▶ Task statement: State the number of lines that contain the word "Саха", and add nothing else.

== Input for this task ==

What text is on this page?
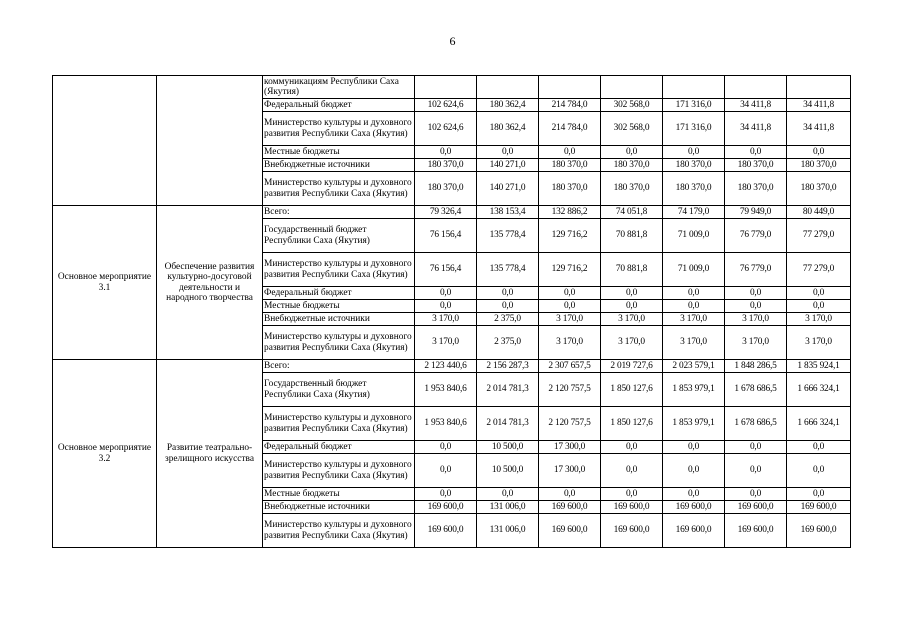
6
		коммуникациям Республики Саха (Якутия)							
		Федеральный бюджет	102 624,6	180 362,4	214 784,0	302 568,0	171 316,0	34 411,8	34 411,8
		Министерство культуры и духовного развития Республики Саха (Якутия)	102 624,6	180 362,4	214 784,0	302 568,0	171 316,0	34 411,8	34 411,8
		Местные бюджеты	0,0	0,0	0,0	0,0	0,0	0,0	0,0
		Внебюджетные источники	180 370,0	140 271,0	180 370,0	180 370,0	180 370,0	180 370,0	180 370,0
		Министерство культуры и духовного развития Республики Саха (Якутия)	180 370,0	140 271,0	180 370,0	180 370,0	180 370,0	180 370,0	180 370,0
Основное мероприятие 3.1	Обеспечение развития культурно-досуговой деятельности и народного творчества	Всего:	79 326,4	138 153,4	132 886,2	74 051,8	74 179,0	79 949,0	80 449,0
		Государственный бюджет Республики Саха (Якутия)	76 156,4	135 778,4	129 716,2	70 881,8	71 009,0	76 779,0	77 279,0
		Министерство культуры и духовного развития Республики Саха (Якутия)	76 156,4	135 778,4	129 716,2	70 881,8	71 009,0	76 779,0	77 279,0
		Федеральный бюджет	0,0	0,0	0,0	0,0	0,0	0,0	0,0
		Местные бюджеты	0,0	0,0	0,0	0,0	0,0	0,0	0,0
		Внебюджетные источники	3 170,0	2 375,0	3 170,0	3 170,0	3 170,0	3 170,0	3 170,0
		Министерство культуры и духовного развития Республики Саха (Якутия)	3 170,0	2 375,0	3 170,0	3 170,0	3 170,0	3 170,0	3 170,0
Основное мероприятие 3.2	Развитие театрально-зрелищного искусства	Всего:	2 123 440,6	2 156 287,3	2 307 657,5	2 019 727,6	2 023 579,1	1 848 286,5	1 835 924,1
		Государственный бюджет Республики Саха (Якутия)	1 953 840,6	2 014 781,3	2 120 757,5	1 850 127,6	1 853 979,1	1 678 686,5	1 666 324,1
		Министерство культуры и духовного развития Республики Саха (Якутия)	1 953 840,6	2 014 781,3	2 120 757,5	1 850 127,6	1 853 979,1	1 678 686,5	1 666 324,1
		Федеральный бюджет	0,0	10 500,0	17 300,0	0,0	0,0	0,0	0,0
		Министерство культуры и духовного развития Республики Саха (Якутия)	0,0	10 500,0	17 300,0	0,0	0,0	0,0	0,0
		Местные бюджеты	0,0	0,0	0,0	0,0	0,0	0,0	0,0
		Внебюджетные источники	169 600,0	131 006,0	169 600,0	169 600,0	169 600,0	169 600,0	169 600,0
		Министерство культуры и духовного развития Республики Саха (Якутия)	169 600,0	131 006,0	169 600,0	169 600,0	169 600,0	169 600,0	169 600,0
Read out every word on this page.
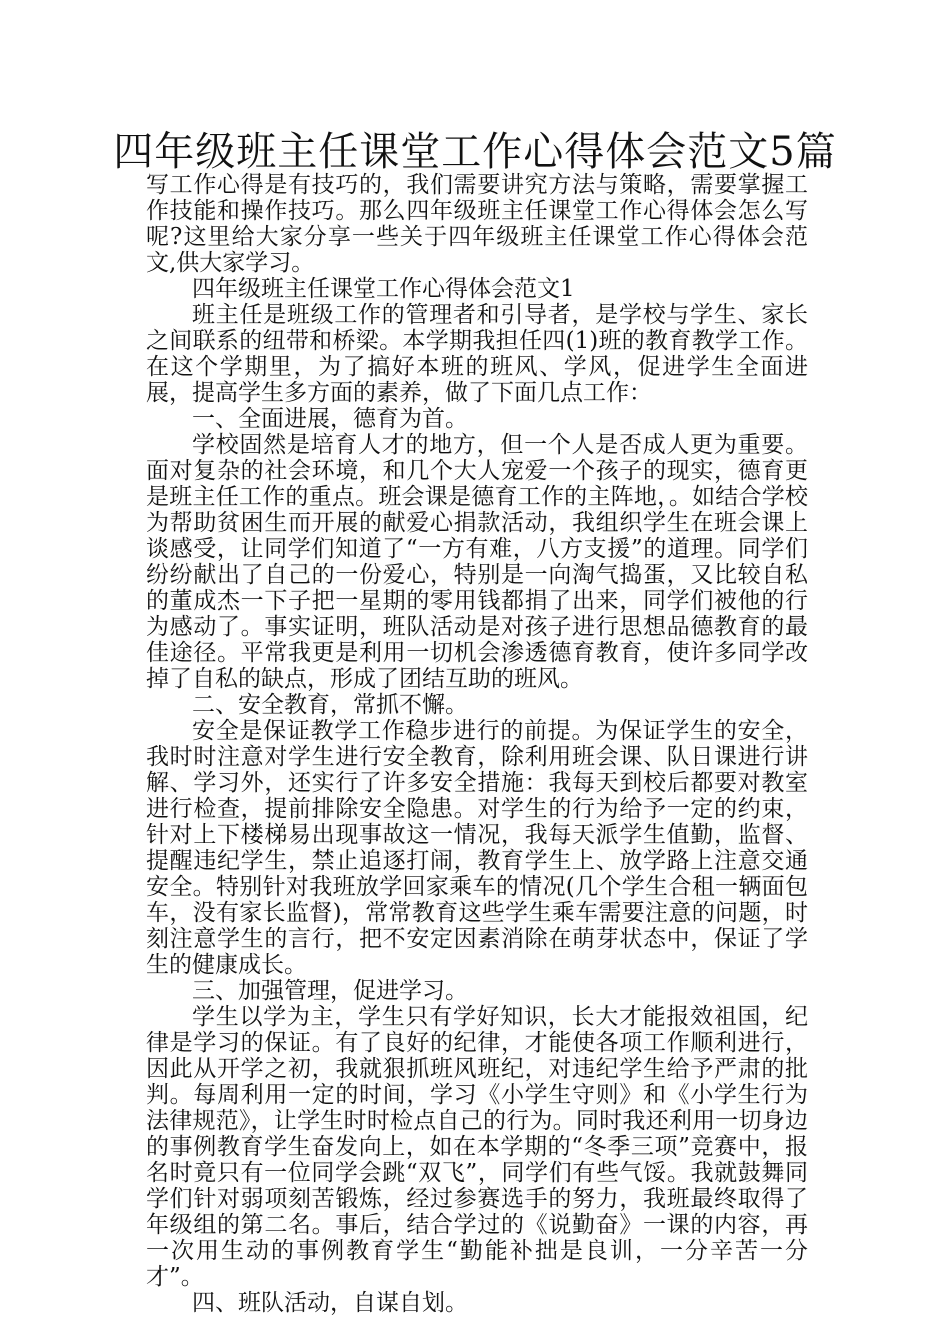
四年级班主任课堂工作心得体会范文5篇

写工作心得是有技巧的，我们需要讲究方法与策略，需要掌握工作技能和操作技巧。那么四年级班主任课堂工作心得体会怎么写呢?这里给大家分享一些关于四年级班主任课堂工作心得体会范文,供大家学习。

四年级班主任课堂工作心得体会范文1

班主任是班级工作的管理者和引导者，是学校与学生、家长之间联系的纽带和桥梁。本学期我担任四(1)班的教育教学工作。在这个学期里，为了搞好本班的班风、学风，促进学生全面进展，提高学生多方面的素养，做了下面几点工作：

一、全面进展，德育为首。

学校固然是培育人才的地方，但一个人是否成人更为重要。面对复杂的社会环境，和几个大人宠爱一个孩子的现实，德育更是班主任工作的重点。班会课是德育工作的主阵地，。如结合学校为帮助贫困生而开展的献爱心捐款活动，我组织学生在班会课上谈感受，让同学们知道了“一方有难，八方支援”的道理。同学们纷纷献出了自己的一份爱心，特别是一向淘气捣蛋，又比较自私的董成杰一下子把一星期的零用钱都捐了出来，同学们被他的行为感动了。事实证明，班队活动是对孩子进行思想品德教育的最佳途径。平常我更是利用一切机会渗透德育教育，使许多同学改掉了自私的缺点，形成了团结互助的班风。

二、安全教育，常抓不懈。

安全是保证教学工作稳步进行的前提。为保证学生的安全，我时时注意对学生进行安全教育，除利用班会课、队日课进行讲解、学习外，还实行了许多安全措施：我每天到校后都要对教室进行检查，提前排除安全隐患。对学生的行为给予一定的约束，针对上下楼梯易出现事故这一情况，我每天派学生值勤，监督、提醒违纪学生，禁止追逐打闹，教育学生上、放学路上注意交通安全。特别针对我班放学回家乘车的情况(几个学生合租一辆面包车，没有家长监督)，常常教育这些学生乘车需要注意的问题，时刻注意学生的言行，把不安定因素消除在萌芽状态中，保证了学生的健康成长。

三、加强管理，促进学习。

学生以学为主，学生只有学好知识，长大才能报效祖国，纪律是学习的保证。有了良好的纪律，才能使各项工作顺利进行，因此从开学之初，我就狠抓班风班纪，对违纪学生给予严肃的批判。每周利用一定的时间，学习《小学生守则》和《小学生行为法律规范》，让学生时时检点自己的行为。同时我还利用一切身边的事例教育学生奋发向上，如在本学期的“冬季三项”竞赛中，报名时竟只有一位同学会跳“双飞”，同学们有些气馁。我就鼓舞同学们针对弱项刻苦锻炼，经过参赛选手的努力，我班最终取得了年级组的第二名。事后，结合学过的《说勤奋》一课的内容，再一次用生动的事例教育学生“勤能补拙是良训，一分辛苦一分才”。

四、班队活动，自谋自划。
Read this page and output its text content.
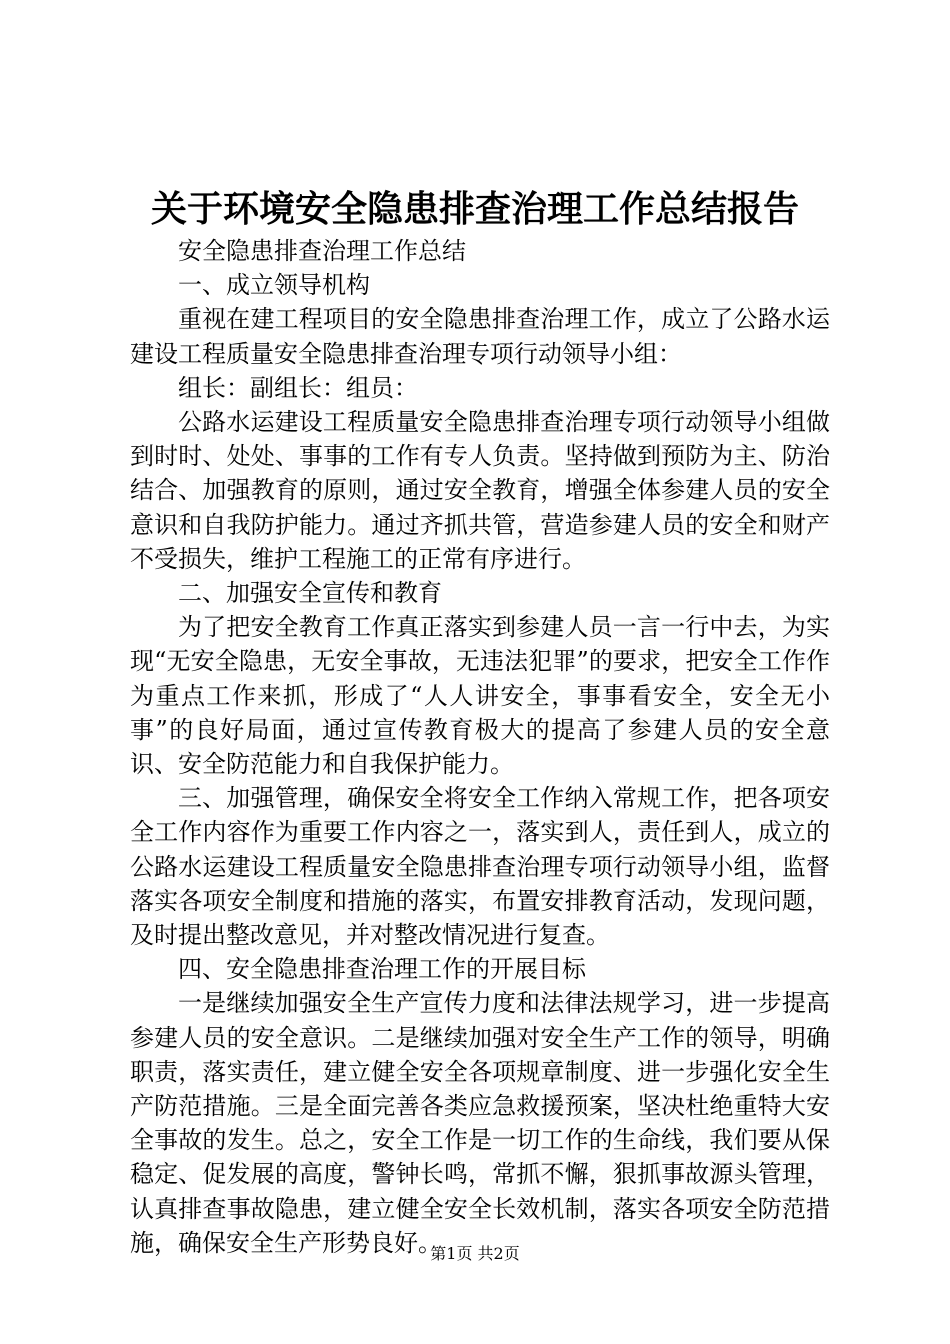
关于环境安全隐患排查治理工作总结报告

安全隐患排查治理工作总结

一、成立领导机构

重视在建工程项目的安全隐患排查治理工作，成立了公路水运建设工程质量安全隐患排查治理专项行动领导小组：

组长：副组长：组员：

公路水运建设工程质量安全隐患排查治理专项行动领导小组做到时时、处处、事事的工作有专人负责。坚持做到预防为主、防治结合、加强教育的原则，通过安全教育，增强全体参建人员的安全意识和自我防护能力。通过齐抓共管，营造参建人员的安全和财产不受损失，维护工程施工的正常有序进行。

二、加强安全宣传和教育

为了把安全教育工作真正落实到参建人员一言一行中去，为实现“无安全隐患，无安全事故，无违法犯罪”的要求，把安全工作作为重点工作来抓，形成了“人人讲安全，事事看安全，安全无小事”的良好局面，通过宣传教育极大的提高了参建人员的安全意识、安全防范能力和自我保护能力。

三、加强管理，确保安全将安全工作纳入常规工作，把各项安全工作内容作为重要工作内容之一，落实到人，责任到人，成立的公路水运建设工程质量安全隐患排查治理专项行动领导小组，监督落实各项安全制度和措施的落实，布置安排教育活动，发现问题，及时提出整改意见，并对整改情况进行复查。

四、安全隐患排查治理工作的开展目标

一是继续加强安全生产宣传力度和法律法规学习，进一步提高参建人员的安全意识。二是继续加强对安全生产工作的领导，明确职责，落实责任，建立健全安全各项规章制度、进一步强化安全生产防范措施。三是全面完善各类应急救援预案，坚决杜绝重特大安全事故的发生。总之，安全工作是一切工作的生命线，我们要从保稳定、促发展的高度，警钟长鸣，常抓不懈，狠抓事故源头管理，认真排查事故隐患，建立健全安全长效机制，落实各项安全防范措施，确保安全生产形势良好。

第1页 共2页
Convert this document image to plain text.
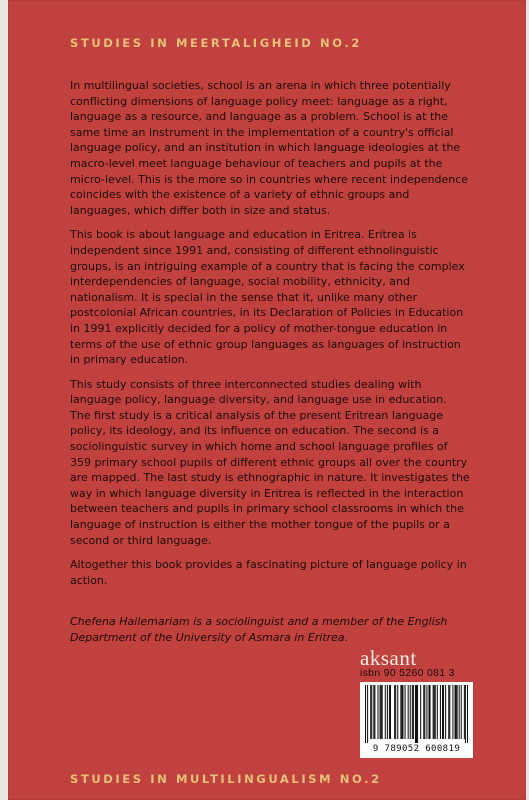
STUDIES IN MEERTALIGHEID NO.2

In multilingual societies, school is an arena in which three potentially conflicting dimensions of language policy meet: language as a right, language as a resource, and language as a problem. School is at the same time an instrument in the implementation of a country's official language policy, and an institution in which language ideologies at the macro-level meet language behaviour of teachers and pupils at the micro-level. This is the more so in countries where recent independence coincides with the existence of a variety of ethnic groups and languages, which differ both in size and status.

This book is about language and education in Eritrea. Eritrea is independent since 1991 and, consisting of different ethnolinguistic groups, is an intriguing example of a country that is facing the complex interdependencies of language, social mobility, ethnicity, and nationalism. It is special in the sense that it, unlike many other postcolonial African countries, in its Declaration of Policies in Education in 1991 explicitly decided for a policy of mother-tongue education in terms of the use of ethnic group languages as languages of instruction in primary education.

This study consists of three interconnected studies dealing with language policy, language diversity, and language use in education. The first study is a critical analysis of the present Eritrean language policy, its ideology, and its influence on education. The second is a sociolinguistic survey in which home and school language profiles of 359 primary school pupils of different ethnic groups all over the country are mapped. The last study is ethnographic in nature. It investigates the way in which language diversity in Eritrea is reflected in the interaction between teachers and pupils in primary school classrooms in which the language of instruction is either the mother tongue of the pupils or a second or third language.

Altogether this book provides a fascinating picture of language policy in action.

Chefena Hailemariam is a sociolinguist and a member of the English Department of the University of Asmara in Eritrea.

aksant
isbn 90 5260 081 3
9 789052 600819
STUDIES IN MULTILINGUALISM NO.2
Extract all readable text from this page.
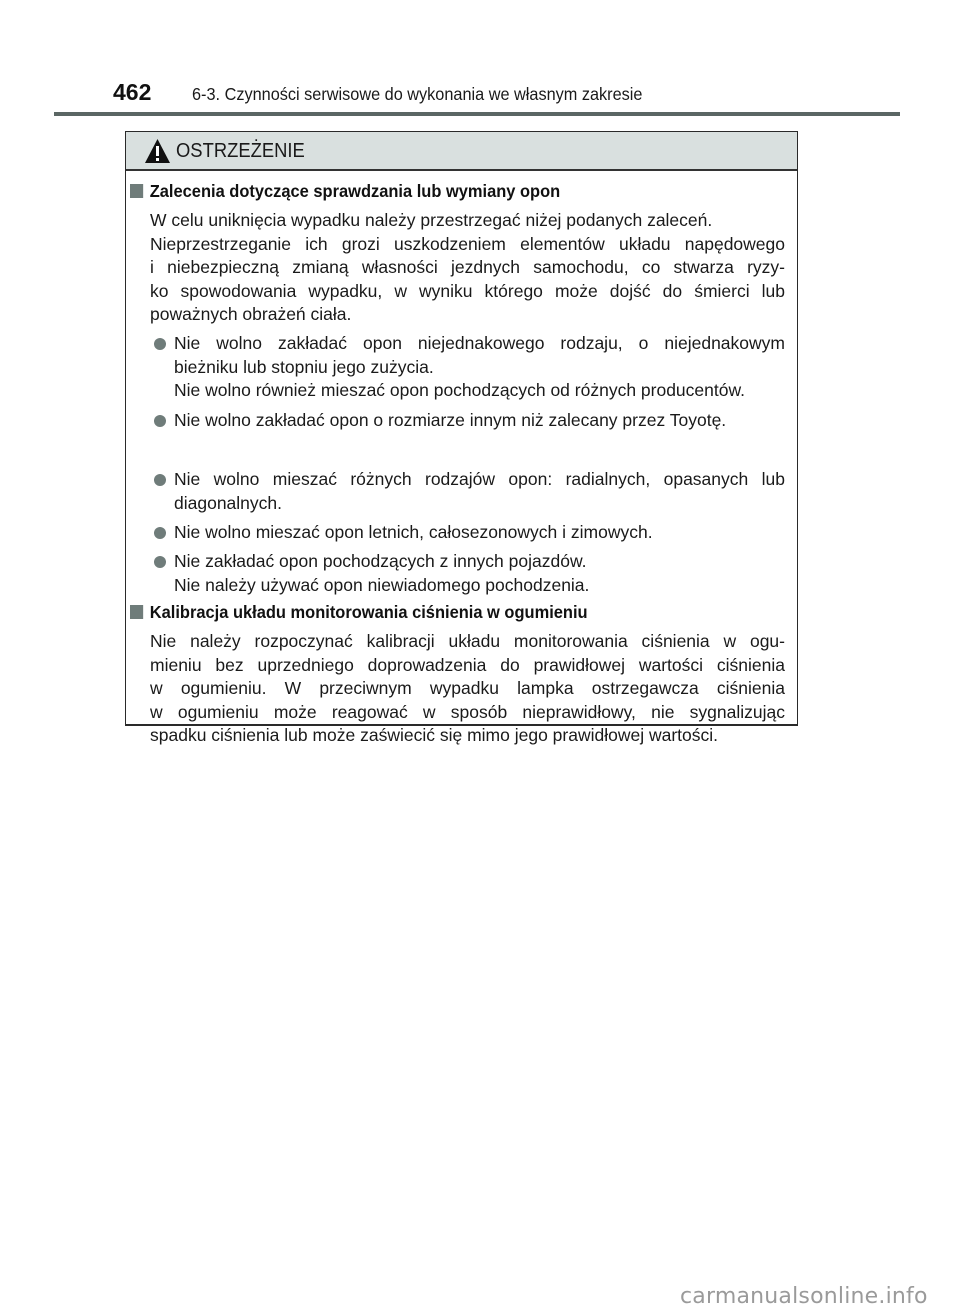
462 6-3. Czynności serwisowe do wykonania we własnym zakresie
OSTRZEŻENIE
Zalecenia dotyczące sprawdzania lub wymiany opon
W celu uniknięcia wypadku należy przestrzegać niżej podanych zaleceń.
Nieprzestrzeganie ich grozi uszkodzeniem elementów układu napędowego
i niebezpieczną zmianą własności jezdnych samochodu, co stwarza ryzy-
ko spowodowania wypadku, w wyniku którego może dojść do śmierci lub
poważnych obrażeń ciała.
Nie wolno zakładać opon niejednakowego rodzaju, o niejednakowym
bieżniku lub stopniu jego zużycia.
Nie wolno również mieszać opon pochodzących od różnych producentów.
Nie wolno zakładać opon o rozmiarze innym niż zalecany przez Toyotę.
Nie wolno mieszać różnych rodzajów opon: radialnych, opasanych lub
diagonalnych.
Nie wolno mieszać opon letnich, całosezonowych i zimowych.
Nie zakładać opon pochodzących z innych pojazdów.
Nie należy używać opon niewiadomego pochodzenia.
Kalibracja układu monitorowania ciśnienia w ogumieniu
Nie należy rozpoczynać kalibracji układu monitorowania ciśnienia w ogu-
mieniu bez uprzedniego doprowadzenia do prawidłowej wartości ciśnienia
w ogumieniu. W przeciwnym wypadku lampka ostrzegawcza ciśnienia
w ogumieniu może reagować w sposób nieprawidłowy, nie sygnalizując
spadku ciśnienia lub może zaświecić się mimo jego prawidłowej wartości.
carmanualsonline.info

===

▶ Solved problem: 10